→ What to produce: Return the lines where the word "path" occurs.

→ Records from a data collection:
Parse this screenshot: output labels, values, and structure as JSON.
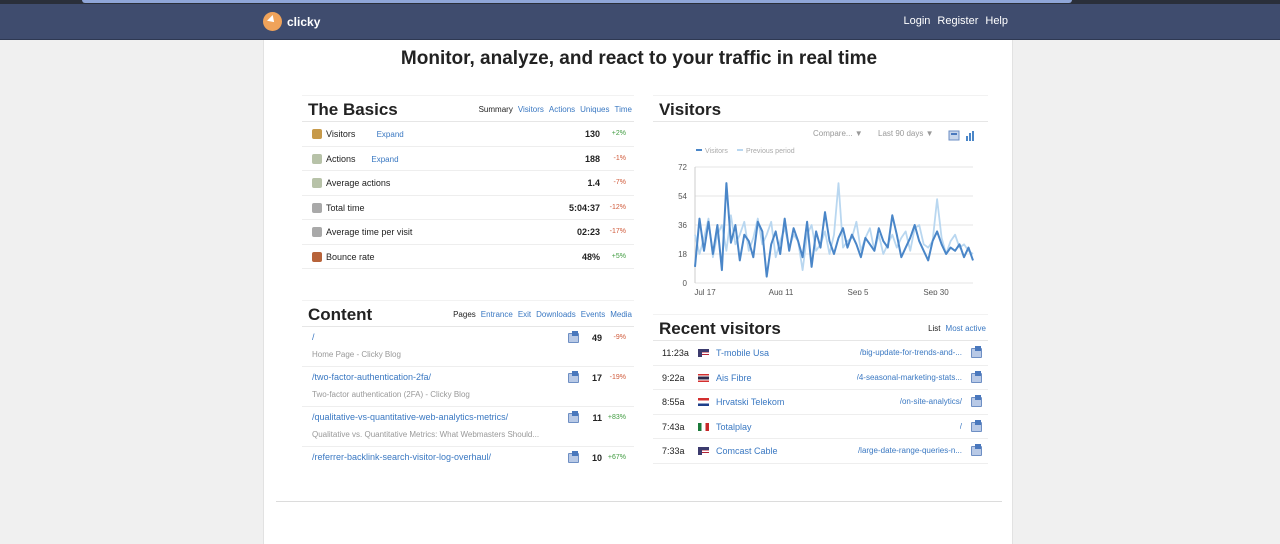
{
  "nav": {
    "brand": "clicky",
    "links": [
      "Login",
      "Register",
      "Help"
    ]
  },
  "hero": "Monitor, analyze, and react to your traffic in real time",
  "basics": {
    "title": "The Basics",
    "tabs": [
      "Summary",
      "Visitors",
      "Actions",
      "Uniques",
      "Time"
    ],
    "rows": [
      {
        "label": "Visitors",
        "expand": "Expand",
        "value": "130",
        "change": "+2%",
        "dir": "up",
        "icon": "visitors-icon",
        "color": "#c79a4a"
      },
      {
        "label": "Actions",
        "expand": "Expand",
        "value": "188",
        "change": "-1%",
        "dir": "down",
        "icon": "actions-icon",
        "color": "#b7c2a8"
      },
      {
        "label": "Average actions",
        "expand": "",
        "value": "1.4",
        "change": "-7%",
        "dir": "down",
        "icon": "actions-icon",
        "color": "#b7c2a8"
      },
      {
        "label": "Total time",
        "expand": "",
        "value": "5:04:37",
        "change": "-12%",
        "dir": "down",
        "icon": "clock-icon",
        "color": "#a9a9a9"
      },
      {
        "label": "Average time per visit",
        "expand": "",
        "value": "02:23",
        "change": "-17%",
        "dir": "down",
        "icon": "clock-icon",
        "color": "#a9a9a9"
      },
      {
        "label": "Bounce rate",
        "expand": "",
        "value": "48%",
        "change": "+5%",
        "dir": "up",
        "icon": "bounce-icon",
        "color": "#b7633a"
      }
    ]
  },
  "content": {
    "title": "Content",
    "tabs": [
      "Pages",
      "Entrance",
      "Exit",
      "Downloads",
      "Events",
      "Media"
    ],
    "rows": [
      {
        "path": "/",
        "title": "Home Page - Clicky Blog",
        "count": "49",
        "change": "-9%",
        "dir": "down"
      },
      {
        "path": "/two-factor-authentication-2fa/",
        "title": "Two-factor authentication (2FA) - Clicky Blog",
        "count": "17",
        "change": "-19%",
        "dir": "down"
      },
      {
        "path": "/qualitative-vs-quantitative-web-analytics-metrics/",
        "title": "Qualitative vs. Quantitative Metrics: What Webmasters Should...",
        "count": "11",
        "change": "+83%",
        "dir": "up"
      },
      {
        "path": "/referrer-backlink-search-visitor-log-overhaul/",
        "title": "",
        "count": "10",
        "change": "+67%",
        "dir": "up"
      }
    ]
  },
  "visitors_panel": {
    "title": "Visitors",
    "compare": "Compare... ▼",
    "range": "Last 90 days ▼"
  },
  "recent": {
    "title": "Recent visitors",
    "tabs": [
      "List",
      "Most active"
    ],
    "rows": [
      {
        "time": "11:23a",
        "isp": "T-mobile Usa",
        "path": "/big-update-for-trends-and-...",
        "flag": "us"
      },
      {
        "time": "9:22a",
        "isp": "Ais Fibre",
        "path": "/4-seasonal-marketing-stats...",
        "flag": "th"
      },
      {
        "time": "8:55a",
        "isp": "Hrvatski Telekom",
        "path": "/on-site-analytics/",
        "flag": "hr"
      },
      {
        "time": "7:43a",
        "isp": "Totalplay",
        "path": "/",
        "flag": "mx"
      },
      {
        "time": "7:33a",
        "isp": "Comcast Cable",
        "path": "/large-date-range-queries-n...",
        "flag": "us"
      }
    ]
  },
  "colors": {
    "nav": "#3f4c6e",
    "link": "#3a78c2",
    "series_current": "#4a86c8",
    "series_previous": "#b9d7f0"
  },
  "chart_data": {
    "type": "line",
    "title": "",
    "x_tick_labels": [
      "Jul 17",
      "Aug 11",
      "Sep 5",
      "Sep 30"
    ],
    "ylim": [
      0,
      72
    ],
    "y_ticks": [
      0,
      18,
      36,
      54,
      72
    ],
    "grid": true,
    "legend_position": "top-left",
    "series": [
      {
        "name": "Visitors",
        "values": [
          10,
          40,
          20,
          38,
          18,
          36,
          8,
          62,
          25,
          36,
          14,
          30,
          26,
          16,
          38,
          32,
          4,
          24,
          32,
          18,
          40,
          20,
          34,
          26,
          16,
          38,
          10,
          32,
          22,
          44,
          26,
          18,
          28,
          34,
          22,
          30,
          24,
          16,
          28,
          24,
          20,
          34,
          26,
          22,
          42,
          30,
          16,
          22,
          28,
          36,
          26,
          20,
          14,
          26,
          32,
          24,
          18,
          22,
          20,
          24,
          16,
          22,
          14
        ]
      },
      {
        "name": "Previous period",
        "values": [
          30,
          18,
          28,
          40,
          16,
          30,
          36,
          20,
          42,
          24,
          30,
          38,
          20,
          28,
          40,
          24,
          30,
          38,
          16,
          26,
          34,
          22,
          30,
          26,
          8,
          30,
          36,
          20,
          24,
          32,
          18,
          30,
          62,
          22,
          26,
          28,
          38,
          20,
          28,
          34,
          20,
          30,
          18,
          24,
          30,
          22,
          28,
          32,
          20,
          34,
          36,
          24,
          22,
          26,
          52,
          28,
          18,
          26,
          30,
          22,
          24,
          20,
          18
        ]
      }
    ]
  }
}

→ Completed exercise:
        "path": "/",
        "path": "/two-factor-authentication-2fa/",
        "path": "/qualitative-vs-quantitative-web-analytics-metrics/",
        "path": "/referrer-backlink-search-visitor-log-overhaul/",
        "path": "/big-update-for-trends-and-...",
        "path": "/4-seasonal-marketing-stats...",
        "path": "/on-site-analytics/",
        "path": "/",
        "path": "/large-date-range-queries-n...",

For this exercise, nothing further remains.